| RECORDED DATA |
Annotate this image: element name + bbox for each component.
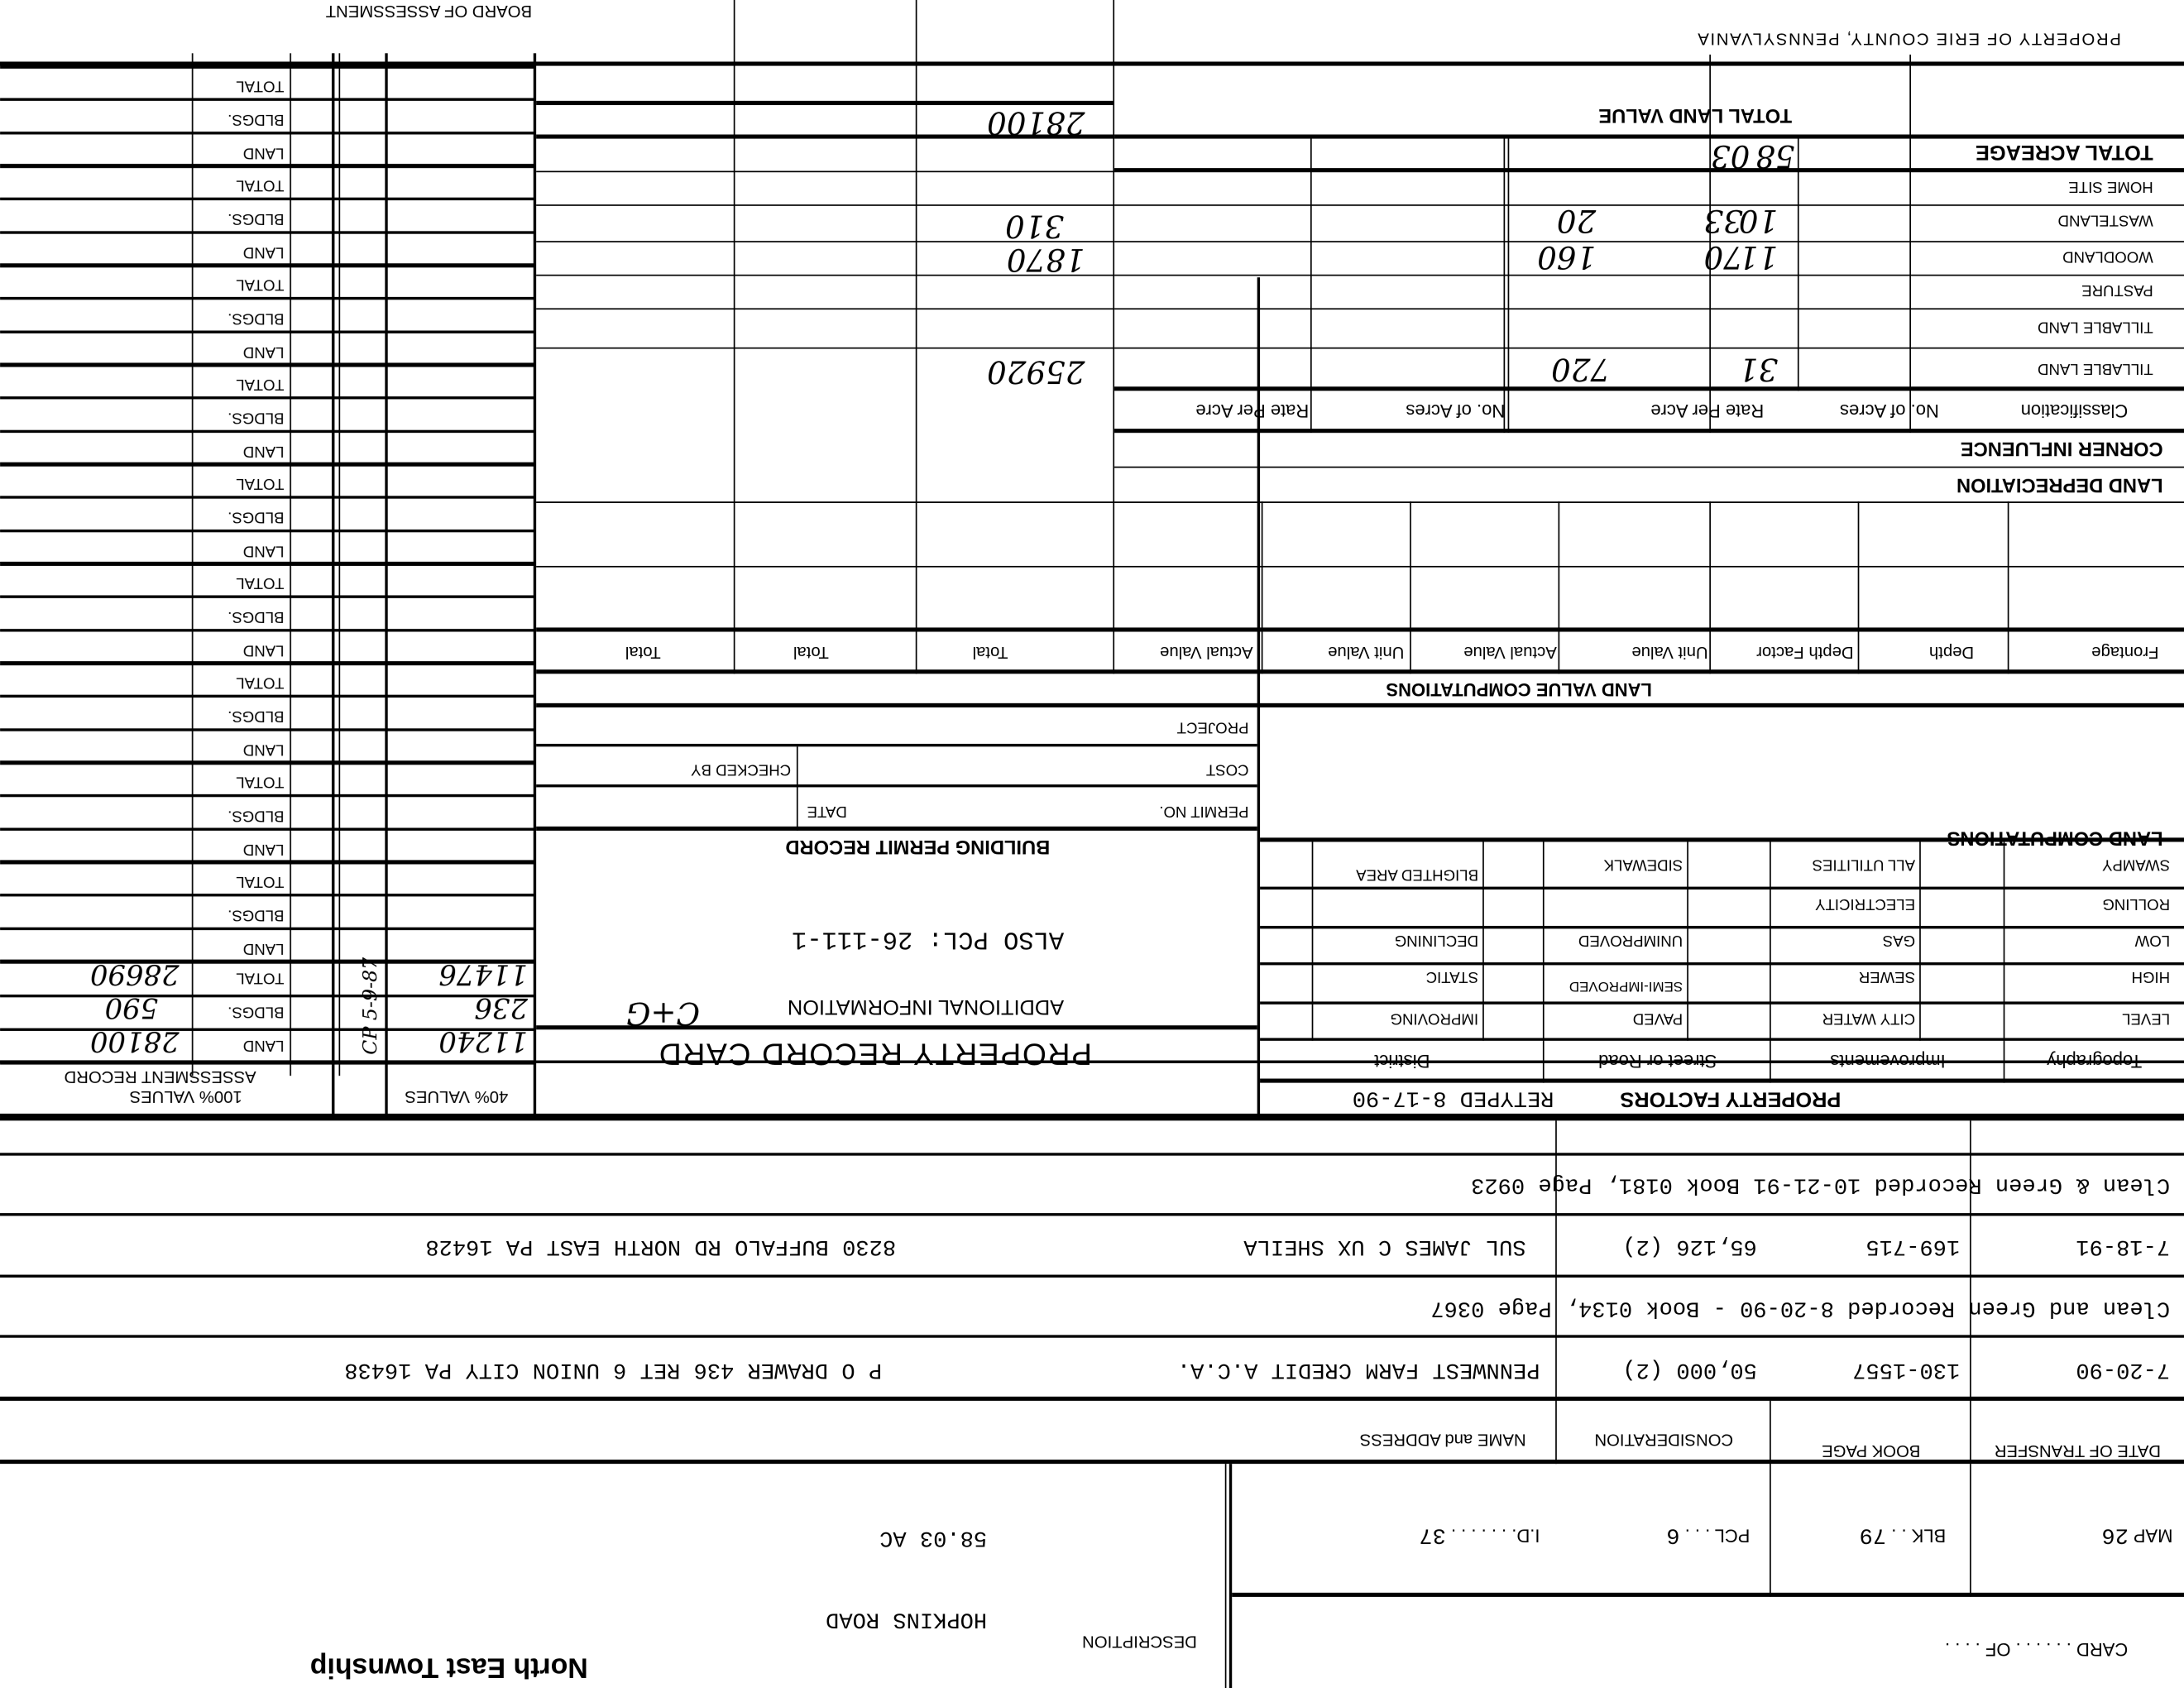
assessment-row-label: TOTAL [236, 176, 284, 193]
cost-label: COST [1206, 760, 1249, 777]
value-woodland: 1870 [1007, 241, 1085, 276]
map-field: MAP 26 [2102, 1523, 2173, 1547]
assessment-row-label: TOTAL [236, 574, 284, 591]
assessment-row-label: TOTAL [236, 276, 284, 293]
assessment-row-label: TOTAL [236, 873, 284, 890]
assessment-row-label: BLDGS. [228, 509, 284, 525]
assessment-row-label: BLDGS. [228, 309, 284, 326]
assessment-row-label: LAND [243, 741, 285, 758]
col100-label: 100% VALUES [130, 1087, 242, 1107]
land-computations-title: LAND COMPUTATIONS [1947, 828, 2163, 851]
transfer-header-book: BOOK PAGE [1771, 1441, 1971, 1460]
transfer-1-book: 130-1557 [1852, 1357, 1960, 1382]
class-row-6: HOME SITE [2068, 178, 2153, 194]
additional-info-label: ADDITIONAL INFORMATION [788, 995, 1064, 1019]
assessment-row-label: TOTAL [236, 773, 284, 789]
assessment-row-label: TOTAL [236, 674, 284, 690]
transfer-2-date: 7-18-91 [2076, 1234, 2170, 1259]
frontage-table: Frontage Depth Depth Factor Unit Value A… [536, 506, 2184, 674]
land-value-computations-title: LAND VALUE COMPUTATIONS [1386, 679, 1651, 700]
class-row-3: PASTURE [2081, 281, 2153, 298]
assessment-row-label: BLDGS. [228, 807, 284, 823]
transfer-1-date: 7-20-90 [2076, 1357, 2170, 1382]
transfer-2-address: 8230 BUFFALO RD NORTH EAST PA 16428 [425, 1234, 896, 1259]
township-label: North East Township [310, 1650, 588, 1682]
value-total-land: 28100 [987, 103, 1085, 138]
assessment-record: 40% VALUES 100% VALUES ASSESSMENT RECORD… [0, 65, 536, 1118]
transfer-header-date: DATE OF TRANSFER [1971, 1441, 2184, 1460]
transfer-header-name: NAME and ADDRESS [1360, 1430, 1526, 1450]
assessment-row-label: BLDGS. [228, 608, 284, 625]
assessment-row-label: LAND [243, 443, 285, 459]
checked-by-label: CHECKED BY [691, 760, 791, 777]
transfer-note-1: Clean and Green Recorded 8-20-90 - Book … [1430, 1296, 2170, 1321]
class-row-5: WASTELAND [2058, 212, 2153, 228]
description-line-1: HOPKINS ROAD [826, 1607, 987, 1632]
id-field: I.D. . . . . . . 37 [1419, 1523, 1540, 1547]
board-label: BOARD OF ASSESSMENT [326, 2, 532, 22]
transfer-1-consideration: 50,000 (2) [1622, 1357, 1756, 1382]
additional-info-text: ALSO PCL: 26-111-1 [792, 924, 1064, 952]
total-acreage-value: 58 [1755, 137, 1794, 172]
transfer-2-name: SUL JAMES C UX SHEILA [1243, 1234, 1525, 1259]
class-row-2: TILLABLE LAND [2038, 318, 2153, 334]
description-label: DESCRIPTION [1082, 1632, 1197, 1652]
assessment-row-label: LAND [243, 841, 285, 857]
transfer-header-consideration: CONSIDERATION [1557, 1430, 1771, 1450]
assessment-title: ASSESSMENT RECORD [65, 1067, 256, 1087]
property-record-card: North East Township PROPERTY OF ERIE COU… [0, 0, 2184, 1688]
county-label: PROPERTY OF ERIE COUNTY, PENNSYLVANIA [1697, 30, 2121, 50]
assessment-row-label: BLDGS. [228, 210, 284, 227]
transfer-2-book: 169-715 [1866, 1234, 1960, 1259]
value-wasteland: 310 [1005, 208, 1064, 242]
permit-date-label: DATE [807, 803, 847, 819]
card-label: CARD . . . . . . OF . . . . [1945, 1639, 2128, 1660]
assessment-row-label: TOTAL [236, 475, 284, 492]
assessment-row-label: LAND [243, 940, 285, 957]
transfer-1-address: P O DRAWER 436 RET 6 UNION CITY PA 16438 [344, 1357, 882, 1382]
classification-table: Classification No. of Acres Rate Per Acr… [1114, 125, 2184, 433]
corner-influence-label: CORNER INFLUENCE [1961, 439, 2163, 461]
transfer-note-2: Clean & Green Recorded 10-21-91 Book 018… [1471, 1172, 2170, 1197]
assessment-row-label: LAND [243, 144, 285, 161]
assessment-row-label: TOTAL [236, 77, 284, 94]
land-depreciation-label: LAND DEPRECIATION [1956, 475, 2163, 497]
pcl-field: PCL . . . 6 [1666, 1523, 1750, 1547]
total-acreage-decimal: 03 [1711, 137, 1750, 172]
assessment-row-label: LAND [243, 542, 285, 559]
assessment-row-label: BLDGS. [228, 409, 284, 425]
blk-field: BLK . . 79 [1860, 1523, 1947, 1547]
value-tillable: 25920 [987, 353, 1085, 388]
assessment-row-label: LAND [243, 641, 285, 658]
transfer-1-name: PENNWEST FARM CREDIT A.C.A. [1177, 1357, 1540, 1382]
assessment-row-label: BLDGS. [228, 906, 284, 923]
property-factors-title: PROPERTY FACTORS [1620, 1087, 1841, 1111]
assessment-row-label: BLDGS. [228, 111, 284, 127]
assessment-row-label: BLDGS. [228, 707, 284, 724]
transfer-2-consideration: 65,126 (2) [1622, 1234, 1756, 1259]
assessment-note: CP 5-9-87 [360, 957, 382, 1055]
class-row-1: TILLABLE LAND [2038, 360, 2153, 376]
col40-label: 40% VALUES [405, 1087, 508, 1107]
assessment-row-label: LAND [243, 343, 285, 360]
total-acreage-label: TOTAL ACREAGE [1976, 140, 2153, 164]
record-card-title: PROPERTY RECORD CARD [658, 1035, 1092, 1072]
permit-no-label: PERMIT NO. [1159, 803, 1248, 819]
class-row-4: WOODLAND [2062, 248, 2153, 265]
retyped-note: RETYPED 8-17-90 [1353, 1086, 1554, 1110]
property-factors-grid: Topography Improvements Street or Road D… [1260, 845, 2184, 1083]
total-land-value-label: TOTAL LAND VALUE [1598, 105, 1792, 127]
additional-info-mark: C+G [626, 995, 700, 1029]
description-line-2: 58.03 AC [879, 1526, 987, 1551]
assessment-row-label: LAND [243, 244, 285, 261]
project-label: PROJECT [1177, 718, 1249, 735]
assessment-row-label: TOTAL [236, 376, 284, 392]
building-permit-title: BUILDING PERMIT RECORD [785, 837, 1050, 859]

| OBJECTIVE |
Reproduce the records above with "PROPERTY RECORD CARD" changed to "PARCEL RECORD CARD" wherever it occurs and everything else left as is. Leave the pictures out of your answer.

| TASK OUTPUT |
Annotate this image: element name + bbox for each component.
assessment-row-label: TOTAL [236, 176, 284, 193]
cost-label: COST [1206, 760, 1249, 777]
value-woodland: 1870 [1007, 241, 1085, 276]
map-field: MAP 26 [2102, 1523, 2173, 1547]
assessment-row-label: TOTAL [236, 574, 284, 591]
assessment-row-label: TOTAL [236, 276, 284, 293]
assessment-row-label: TOTAL [236, 873, 284, 890]
assessment-row-label: BLDGS. [228, 509, 284, 525]
assessment-row-label: BLDGS. [228, 309, 284, 326]
assessment-row-label: LAND [243, 741, 285, 758]
col100-label: 100% VALUES [130, 1087, 242, 1107]
land-computations-title: LAND COMPUTATIONS [1947, 828, 2163, 851]
transfer-header-book: BOOK PAGE [1771, 1441, 1971, 1460]
transfer-1-book: 130-1557 [1852, 1357, 1960, 1382]
class-row-6: HOME SITE [2068, 178, 2153, 194]
additional-info-label: ADDITIONAL INFORMATION [788, 995, 1064, 1019]
assessment-row-label: TOTAL [236, 773, 284, 789]
assessment-row-label: TOTAL [236, 674, 284, 690]
transfer-2-date: 7-18-91 [2076, 1234, 2170, 1259]
frontage-table: Frontage Depth Depth Factor Unit Value A… [536, 506, 2184, 674]
land-value-computations-title: LAND VALUE COMPUTATIONS [1386, 679, 1651, 700]
class-row-3: PASTURE [2081, 281, 2153, 298]
assessment-row-label: BLDGS. [228, 807, 284, 823]
transfer-1-date: 7-20-90 [2076, 1357, 2170, 1382]
transfer-2-address: 8230 BUFFALO RD NORTH EAST PA 16428 [425, 1234, 896, 1259]
township-label: North East Township [310, 1650, 588, 1682]
value-total-land: 28100 [987, 103, 1085, 138]
assessment-record: 40% VALUES 100% VALUES ASSESSMENT RECORD… [0, 65, 536, 1118]
transfer-header-date: DATE OF TRANSFER [1971, 1441, 2184, 1460]
transfer-header-name: NAME and ADDRESS [1360, 1430, 1526, 1450]
assessment-row-label: BLDGS. [228, 608, 284, 625]
assessment-row-label: LAND [243, 443, 285, 459]
checked-by-label: CHECKED BY [691, 760, 791, 777]
transfer-note-1: Clean and Green Recorded 8-20-90 - Book … [1430, 1296, 2170, 1321]
class-row-5: WASTELAND [2058, 212, 2153, 228]
description-line-1: HOPKINS ROAD [826, 1607, 987, 1632]
id-field: I.D. . . . . . . 37 [1419, 1523, 1540, 1547]
board-label: BOARD OF ASSESSMENT [326, 2, 532, 22]
transfer-1-consideration: 50,000 (2) [1622, 1357, 1756, 1382]
additional-info-text: ALSO PCL: 26-111-1 [792, 924, 1064, 952]
total-acreage-value: 58 [1755, 137, 1794, 172]
transfer-2-name: SUL JAMES C UX SHEILA [1243, 1234, 1525, 1259]
class-row-2: TILLABLE LAND [2038, 318, 2153, 334]
description-label: DESCRIPTION [1082, 1632, 1197, 1652]
assessment-row-label: LAND [243, 841, 285, 857]
transfer-header-consideration: CONSIDERATION [1557, 1430, 1771, 1450]
assessment-title: ASSESSMENT RECORD [65, 1067, 256, 1087]
property-record-card: North East Township PROPERTY OF ERIE COU… [0, 0, 2184, 1688]
county-label: PROPERTY OF ERIE COUNTY, PENNSYLVANIA [1697, 30, 2121, 50]
assessment-row-label: BLDGS. [228, 210, 284, 227]
transfer-2-book: 169-715 [1866, 1234, 1960, 1259]
value-wasteland: 310 [1005, 208, 1064, 242]
permit-date-label: DATE [807, 803, 847, 819]
card-label: CARD . . . . . . OF . . . . [1945, 1639, 2128, 1660]
assessment-row-label: TOTAL [236, 475, 284, 492]
assessment-row-label: LAND [243, 940, 285, 957]
transfer-1-address: P O DRAWER 436 RET 6 UNION CITY PA 16438 [344, 1357, 882, 1382]
classification-table: Classification No. of Acres Rate Per Acr… [1114, 125, 2184, 433]
corner-influence-label: CORNER INFLUENCE [1961, 439, 2163, 461]
transfer-note-2: Clean & Green Recorded 10-21-91 Book 018… [1471, 1172, 2170, 1197]
assessment-row-label: LAND [243, 144, 285, 161]
assessment-row-label: TOTAL [236, 77, 284, 94]
land-depreciation-label: LAND DEPRECIATION [1956, 475, 2163, 497]
pcl-field: PCL . . . 6 [1666, 1523, 1750, 1547]
total-acreage-decimal: 03 [1711, 137, 1750, 172]
assessment-row-label: LAND [243, 542, 285, 559]
assessment-row-label: BLDGS. [228, 409, 284, 425]
blk-field: BLK . . 79 [1860, 1523, 1947, 1547]
value-tillable: 25920 [987, 353, 1085, 388]
assessment-row-label: LAND [243, 641, 285, 658]
transfer-1-name: PENNWEST FARM CREDIT A.C.A. [1177, 1357, 1540, 1382]
assessment-row-label: BLDGS. [228, 906, 284, 923]
property-factors-title: PROPERTY FACTORS [1620, 1087, 1841, 1111]
assessment-row-label: BLDGS. [228, 111, 284, 127]
assessment-row-label: BLDGS. [228, 707, 284, 724]
transfer-2-consideration: 65,126 (2) [1622, 1234, 1756, 1259]
assessment-note: CP 5-9-87 [360, 957, 382, 1055]
class-row-1: TILLABLE LAND [2038, 360, 2153, 376]
col40-label: 40% VALUES [405, 1087, 508, 1107]
assessment-row-label: LAND [243, 343, 285, 360]
total-acreage-label: TOTAL ACREAGE [1976, 140, 2153, 164]
record-card-title: PARCEL RECORD CARD [658, 1035, 1092, 1072]
permit-no-label: PERMIT NO. [1159, 803, 1248, 819]
class-row-4: WOODLAND [2062, 248, 2153, 265]
retyped-note: RETYPED 8-17-90 [1353, 1086, 1554, 1110]
property-factors-grid: Topography Improvements Street or Road D… [1260, 845, 2184, 1083]
total-land-value-label: TOTAL LAND VALUE [1598, 105, 1792, 127]
additional-info-mark: C+G [626, 995, 700, 1029]
description-line-2: 58.03 AC [879, 1526, 987, 1551]
assessment-row-label: LAND [243, 244, 285, 261]
project-label: PROJECT [1177, 718, 1249, 735]
assessment-row-label: TOTAL [236, 376, 284, 392]
building-permit-title: BUILDING PERMIT RECORD [785, 837, 1050, 859]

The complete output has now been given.